REQUIRED WORK
In the listing that follows, count the lines holding the word "from" and report only that number.

RECORDS PROVIDED
######

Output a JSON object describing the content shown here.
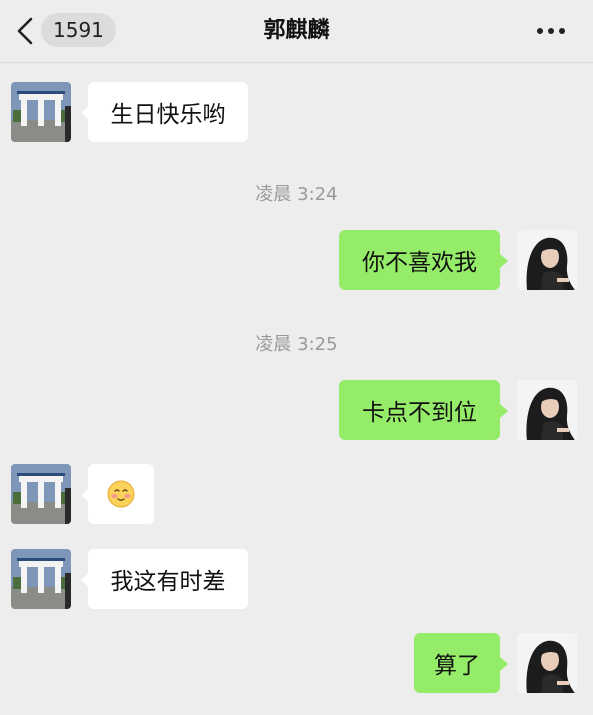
{
  "header": {
    "unread_count": "1591",
    "title": "郭麒麟",
    "more_icon": "more-dots-icon",
    "back_icon": "chevron-left-icon"
  },
  "messages": [
    {
      "side": "left",
      "text": "生日快乐哟",
      "avatar": "monument-gate-avatar"
    },
    {
      "type": "timestamp",
      "text": "凌晨 3:24"
    },
    {
      "side": "right",
      "text": "你不喜欢我",
      "avatar": "long-hair-girl-avatar"
    },
    {
      "type": "timestamp",
      "text": "凌晨 3:25"
    },
    {
      "side": "right",
      "text": "卡点不到位",
      "avatar": "long-hair-girl-avatar"
    },
    {
      "side": "left",
      "emoji": "flushed-smile-emoji",
      "avatar": "monument-gate-avatar"
    },
    {
      "side": "left",
      "text": "我这有时差",
      "avatar": "monument-gate-avatar"
    },
    {
      "side": "right",
      "text": "算了",
      "avatar": "long-hair-girl-avatar"
    }
  ],
  "colors": {
    "background": "#ededed",
    "bubble_left": "#ffffff",
    "bubble_right": "#95ec69",
    "timestamp": "#9a9a9a"
  }
}
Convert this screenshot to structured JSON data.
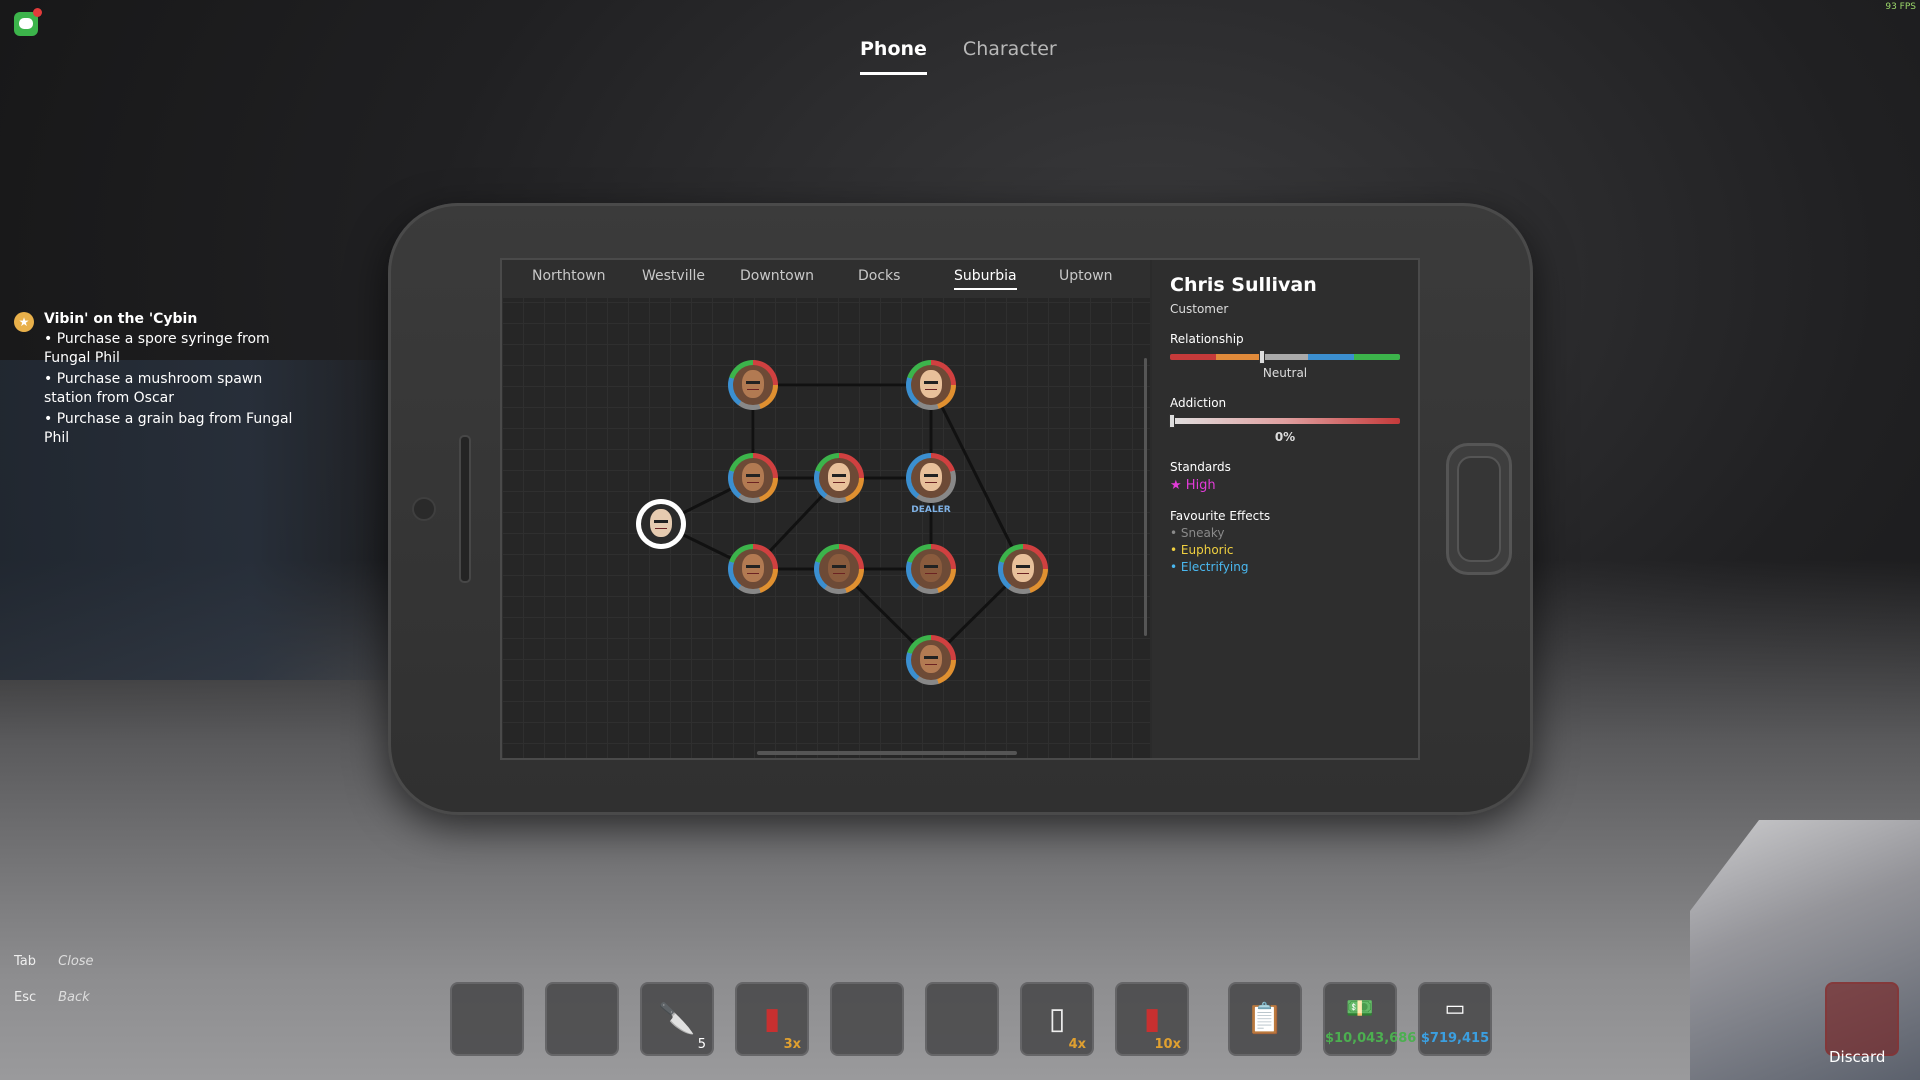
{
  "hud": {
    "fps": "93 FPS"
  },
  "top_tabs": [
    {
      "label": "Phone",
      "active": true
    },
    {
      "label": "Character",
      "active": false
    }
  ],
  "quest": {
    "title": "Vibin' on the 'Cybin",
    "items": [
      "• Purchase a spore syringe from Fungal Phil",
      "• Purchase a mushroom spawn station from Oscar",
      "• Purchase a grain bag from Fungal Phil"
    ]
  },
  "regions": [
    "Northtown",
    "Westville",
    "Downtown",
    "Docks",
    "Suburbia",
    "Uptown"
  ],
  "active_region": "Suburbia",
  "map": {
    "dealer_tag": "DEALER"
  },
  "contact": {
    "name": "Chris Sullivan",
    "role": "Customer",
    "relationship_label": "Relationship",
    "relationship_value": "Neutral",
    "relationship_level": 0.4,
    "addiction_label": "Addiction",
    "addiction_value": "0%",
    "addiction_level": 0.0,
    "standards_label": "Standards",
    "standards_value": "High",
    "effects_label": "Favourite Effects",
    "effects": [
      {
        "name": "Sneaky",
        "color": "#8a8a8a"
      },
      {
        "name": "Euphoric",
        "color": "#f0d040"
      },
      {
        "name": "Electrifying",
        "color": "#4ab8f0"
      }
    ]
  },
  "hints": [
    {
      "key": "Tab",
      "action": "Close"
    },
    {
      "key": "Esc",
      "action": "Back"
    }
  ],
  "hotbar": [
    {
      "icon": "",
      "qty": ""
    },
    {
      "icon": "",
      "qty": ""
    },
    {
      "icon": "knife-icon",
      "qty": "5"
    },
    {
      "icon": "shotgun-shell-icon",
      "qty": "3x"
    },
    {
      "icon": "",
      "qty": ""
    },
    {
      "icon": "",
      "qty": ""
    },
    {
      "icon": "spray-can-icon",
      "qty": "4x"
    },
    {
      "icon": "shotgun-shell-icon",
      "qty": "10x"
    }
  ],
  "tools": {
    "clipboard": "clipboard-icon",
    "cash": "$10,043,686",
    "cash_color": "#4caf50",
    "card": "$719,415",
    "card_color": "#3b9fe0"
  },
  "discard_label": "Discard"
}
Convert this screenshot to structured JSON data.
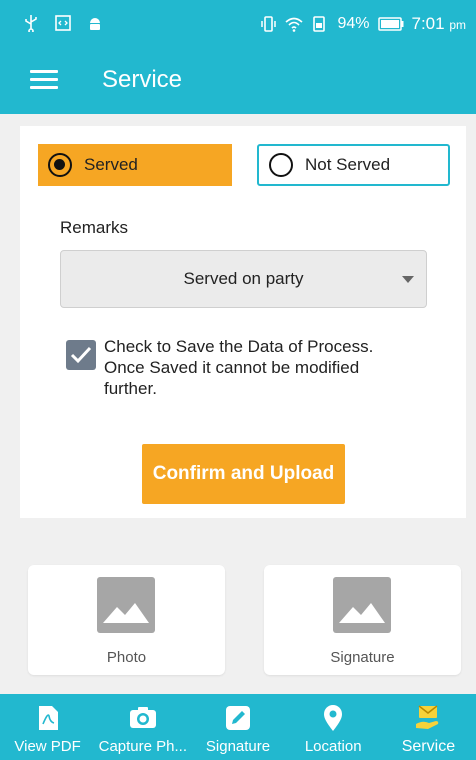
{
  "status_bar": {
    "battery": "94%",
    "time": "7:01",
    "ampm": "pm",
    "left_icons": [
      "usb-icon",
      "code-icon",
      "android-icon"
    ],
    "right_icons": [
      "vibrate-icon",
      "wifi-icon",
      "sim-icon",
      "battery-icon"
    ]
  },
  "app_bar": {
    "title": "Service",
    "menu_icon": "hamburger-menu-icon"
  },
  "service_status": {
    "options": [
      {
        "label": "Served",
        "checked": true
      },
      {
        "label": "Not Served",
        "checked": false
      }
    ]
  },
  "remarks": {
    "label": "Remarks",
    "selected": "Served on party"
  },
  "save_checkbox": {
    "checked": true,
    "text": "Check to Save the Data of Process. Once Saved it cannot be modified further."
  },
  "confirm_button": {
    "label": "Confirm and Upload"
  },
  "tiles": [
    {
      "label": "Photo",
      "icon": "image-placeholder-icon"
    },
    {
      "label": "Signature",
      "icon": "image-placeholder-icon"
    }
  ],
  "bottom_nav": {
    "items": [
      {
        "label": "View PDF",
        "icon": "pdf-icon"
      },
      {
        "label": "Capture Ph...",
        "icon": "camera-icon"
      },
      {
        "label": "Signature",
        "icon": "pencil-icon"
      },
      {
        "label": "Location",
        "icon": "location-pin-icon"
      },
      {
        "label": "Service",
        "icon": "service-hand-icon",
        "active": true
      }
    ]
  },
  "colors": {
    "primary": "#22b8cf",
    "accent": "#f6a623",
    "checkbox": "#6e7b8b"
  }
}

######

SOLUTION TO THE EXERCISE
3